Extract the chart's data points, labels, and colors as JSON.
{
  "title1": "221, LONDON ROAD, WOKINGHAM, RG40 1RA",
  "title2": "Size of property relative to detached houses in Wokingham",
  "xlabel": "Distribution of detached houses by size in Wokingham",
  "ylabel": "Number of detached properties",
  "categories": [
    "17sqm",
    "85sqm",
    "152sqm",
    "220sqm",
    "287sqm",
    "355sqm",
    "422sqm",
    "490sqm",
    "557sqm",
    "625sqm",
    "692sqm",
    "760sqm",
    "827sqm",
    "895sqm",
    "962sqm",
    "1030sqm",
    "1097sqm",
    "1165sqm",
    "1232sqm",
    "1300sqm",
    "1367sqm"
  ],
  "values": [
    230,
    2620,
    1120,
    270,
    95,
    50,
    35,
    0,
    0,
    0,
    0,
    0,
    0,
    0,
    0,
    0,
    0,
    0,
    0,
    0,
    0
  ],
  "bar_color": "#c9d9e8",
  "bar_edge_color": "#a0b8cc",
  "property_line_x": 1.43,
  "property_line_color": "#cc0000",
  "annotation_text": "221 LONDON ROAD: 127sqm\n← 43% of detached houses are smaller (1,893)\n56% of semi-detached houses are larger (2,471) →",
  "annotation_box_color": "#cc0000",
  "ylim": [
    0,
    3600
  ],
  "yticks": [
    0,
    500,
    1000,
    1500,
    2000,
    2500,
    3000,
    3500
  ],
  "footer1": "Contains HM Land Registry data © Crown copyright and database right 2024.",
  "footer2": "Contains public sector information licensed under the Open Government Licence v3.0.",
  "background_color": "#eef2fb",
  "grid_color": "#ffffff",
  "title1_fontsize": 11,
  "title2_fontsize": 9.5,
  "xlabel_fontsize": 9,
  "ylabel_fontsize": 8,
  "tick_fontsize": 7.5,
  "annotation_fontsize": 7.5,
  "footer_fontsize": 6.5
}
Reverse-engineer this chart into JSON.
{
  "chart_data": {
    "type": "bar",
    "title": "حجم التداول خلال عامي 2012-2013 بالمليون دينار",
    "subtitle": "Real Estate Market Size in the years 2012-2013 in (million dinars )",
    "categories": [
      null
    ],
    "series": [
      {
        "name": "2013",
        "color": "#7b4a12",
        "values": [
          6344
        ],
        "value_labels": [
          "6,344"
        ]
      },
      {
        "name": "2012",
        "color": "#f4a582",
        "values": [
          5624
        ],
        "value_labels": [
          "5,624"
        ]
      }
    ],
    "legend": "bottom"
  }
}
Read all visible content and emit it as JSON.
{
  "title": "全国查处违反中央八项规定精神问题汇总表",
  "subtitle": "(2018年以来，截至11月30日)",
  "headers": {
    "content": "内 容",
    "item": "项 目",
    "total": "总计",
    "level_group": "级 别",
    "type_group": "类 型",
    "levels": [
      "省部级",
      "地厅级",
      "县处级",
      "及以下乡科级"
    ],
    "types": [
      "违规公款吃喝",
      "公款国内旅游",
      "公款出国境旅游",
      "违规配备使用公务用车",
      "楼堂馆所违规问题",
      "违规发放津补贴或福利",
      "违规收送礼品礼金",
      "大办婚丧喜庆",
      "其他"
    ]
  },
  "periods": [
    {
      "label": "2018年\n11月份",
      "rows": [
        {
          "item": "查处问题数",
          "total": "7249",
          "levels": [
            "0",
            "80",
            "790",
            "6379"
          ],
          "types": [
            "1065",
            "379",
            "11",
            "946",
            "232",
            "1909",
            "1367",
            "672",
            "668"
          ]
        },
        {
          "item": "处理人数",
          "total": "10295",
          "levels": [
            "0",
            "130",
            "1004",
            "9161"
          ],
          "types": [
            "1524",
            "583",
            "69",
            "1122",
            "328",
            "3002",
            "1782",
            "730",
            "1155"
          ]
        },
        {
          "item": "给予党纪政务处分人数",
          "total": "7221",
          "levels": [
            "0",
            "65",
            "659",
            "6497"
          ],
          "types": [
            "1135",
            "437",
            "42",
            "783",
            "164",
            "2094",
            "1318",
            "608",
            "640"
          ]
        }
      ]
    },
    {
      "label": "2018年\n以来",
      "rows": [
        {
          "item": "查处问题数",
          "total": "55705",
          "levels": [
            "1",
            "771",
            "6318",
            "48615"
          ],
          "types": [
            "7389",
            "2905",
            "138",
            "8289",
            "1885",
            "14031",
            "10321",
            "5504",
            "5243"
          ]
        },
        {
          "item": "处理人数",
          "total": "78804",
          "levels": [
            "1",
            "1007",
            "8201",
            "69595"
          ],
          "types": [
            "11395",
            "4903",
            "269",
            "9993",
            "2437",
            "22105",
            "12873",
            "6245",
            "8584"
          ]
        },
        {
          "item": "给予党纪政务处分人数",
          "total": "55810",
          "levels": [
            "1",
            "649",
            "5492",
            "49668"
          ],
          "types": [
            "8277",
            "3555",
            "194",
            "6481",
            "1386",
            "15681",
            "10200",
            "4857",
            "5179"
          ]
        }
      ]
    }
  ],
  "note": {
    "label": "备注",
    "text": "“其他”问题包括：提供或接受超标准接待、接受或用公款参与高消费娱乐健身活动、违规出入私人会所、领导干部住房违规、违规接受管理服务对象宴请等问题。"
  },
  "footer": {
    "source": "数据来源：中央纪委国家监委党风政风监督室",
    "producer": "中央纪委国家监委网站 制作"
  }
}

==================================================

Every line above should be printed again exactly as it stands.

Extract the chart's data points, labels, and colors as JSON.
{
  "title1": "221, LONDON ROAD, WOKINGHAM, RG40 1RA",
  "title2": "Size of property relative to detached houses in Wokingham",
  "xlabel": "Distribution of detached houses by size in Wokingham",
  "ylabel": "Number of detached properties",
  "categories": [
    "17sqm",
    "85sqm",
    "152sqm",
    "220sqm",
    "287sqm",
    "355sqm",
    "422sqm",
    "490sqm",
    "557sqm",
    "625sqm",
    "692sqm",
    "760sqm",
    "827sqm",
    "895sqm",
    "962sqm",
    "1030sqm",
    "1097sqm",
    "1165sqm",
    "1232sqm",
    "1300sqm",
    "1367sqm"
  ],
  "values": [
    230,
    2620,
    1120,
    270,
    95,
    50,
    35,
    0,
    0,
    0,
    0,
    0,
    0,
    0,
    0,
    0,
    0,
    0,
    0,
    0,
    0
  ],
  "bar_color": "#c9d9e8",
  "bar_edge_color": "#a0b8cc",
  "property_line_x": 1.43,
  "property_line_color": "#cc0000",
  "annotation_text": "221 LONDON ROAD: 127sqm\n← 43% of detached houses are smaller (1,893)\n56% of semi-detached houses are larger (2,471) →",
  "annotation_box_color": "#cc0000",
  "ylim": [
    0,
    3600
  ],
  "yticks": [
    0,
    500,
    1000,
    1500,
    2000,
    2500,
    3000,
    3500
  ],
  "footer1": "Contains HM Land Registry data © Crown copyright and database right 2024.",
  "footer2": "Contains public sector information licensed under the Open Government Licence v3.0.",
  "background_color": "#eef2fb",
  "grid_color": "#ffffff",
  "title1_fontsize": 11,
  "title2_fontsize": 9.5,
  "xlabel_fontsize": 9,
  "ylabel_fontsize": 8,
  "tick_fontsize": 7.5,
  "annotation_fontsize": 7.5,
  "footer_fontsize": 6.5
}
Reverse-engineer this chart into JSON.
{
  "chart_data": {
    "type": "bar",
    "title": "حجم التداول خلال عامي 2012-2013 بالمليون دينار",
    "subtitle": "Real Estate Market Size in the years 2012-2013 in (million dinars )",
    "categories": [
      null
    ],
    "series": [
      {
        "name": "2013",
        "color": "#7b4a12",
        "values": [
          6344
        ],
        "value_labels": [
          "6,344"
        ]
      },
      {
        "name": "2012",
        "color": "#f4a582",
        "values": [
          5624
        ],
        "value_labels": [
          "5,624"
        ]
      }
    ],
    "legend": "bottom"
  }
}
Read all visible content and emit it as JSON.
{
  "title": "全国查处违反中央八项规定精神问题汇总表",
  "subtitle": "(2018年以来，截至11月30日)",
  "headers": {
    "content": "内 容",
    "item": "项 目",
    "total": "总计",
    "level_group": "级 别",
    "type_group": "类 型",
    "levels": [
      "省部级",
      "地厅级",
      "县处级",
      "及以下乡科级"
    ],
    "types": [
      "违规公款吃喝",
      "公款国内旅游",
      "公款出国境旅游",
      "违规配备使用公务用车",
      "楼堂馆所违规问题",
      "违规发放津补贴或福利",
      "违规收送礼品礼金",
      "大办婚丧喜庆",
      "其他"
    ]
  },
  "periods": [
    {
      "label": "2018年\n11月份",
      "rows": [
        {
          "item": "查处问题数",
          "total": "7249",
          "levels": [
            "0",
            "80",
            "790",
            "6379"
          ],
          "types": [
            "1065",
            "379",
            "11",
            "946",
            "232",
            "1909",
            "1367",
            "672",
            "668"
          ]
        },
        {
          "item": "处理人数",
          "total": "10295",
          "levels": [
            "0",
            "130",
            "1004",
            "9161"
          ],
          "types": [
            "1524",
            "583",
            "69",
            "1122",
            "328",
            "3002",
            "1782",
            "730",
            "1155"
          ]
        },
        {
          "item": "给予党纪政务处分人数",
          "total": "7221",
          "levels": [
            "0",
            "65",
            "659",
            "6497"
          ],
          "types": [
            "1135",
            "437",
            "42",
            "783",
            "164",
            "2094",
            "1318",
            "608",
            "640"
          ]
        }
      ]
    },
    {
      "label": "2018年\n以来",
      "rows": [
        {
          "item": "查处问题数",
          "total": "55705",
          "levels": [
            "1",
            "771",
            "6318",
            "48615"
          ],
          "types": [
            "7389",
            "2905",
            "138",
            "8289",
            "1885",
            "14031",
            "10321",
            "5504",
            "5243"
          ]
        },
        {
          "item": "处理人数",
          "total": "78804",
          "levels": [
            "1",
            "1007",
            "8201",
            "69595"
          ],
          "types": [
            "11395",
            "4903",
            "269",
            "9993",
            "2437",
            "22105",
            "12873",
            "6245",
            "8584"
          ]
        },
        {
          "item": "给予党纪政务处分人数",
          "total": "55810",
          "levels": [
            "1",
            "649",
            "5492",
            "49668"
          ],
          "types": [
            "8277",
            "3555",
            "194",
            "6481",
            "1386",
            "15681",
            "10200",
            "4857",
            "5179"
          ]
        }
      ]
    }
  ],
  "note": {
    "label": "备注",
    "text": "“其他”问题包括：提供或接受超标准接待、接受或用公款参与高消费娱乐健身活动、违规出入私人会所、领导干部住房违规、违规接受管理服务对象宴请等问题。"
  },
  "footer": {
    "source": "数据来源：中央纪委国家监委党风政风监督室",
    "producer": "中央纪委国家监委网站 制作"
  }
}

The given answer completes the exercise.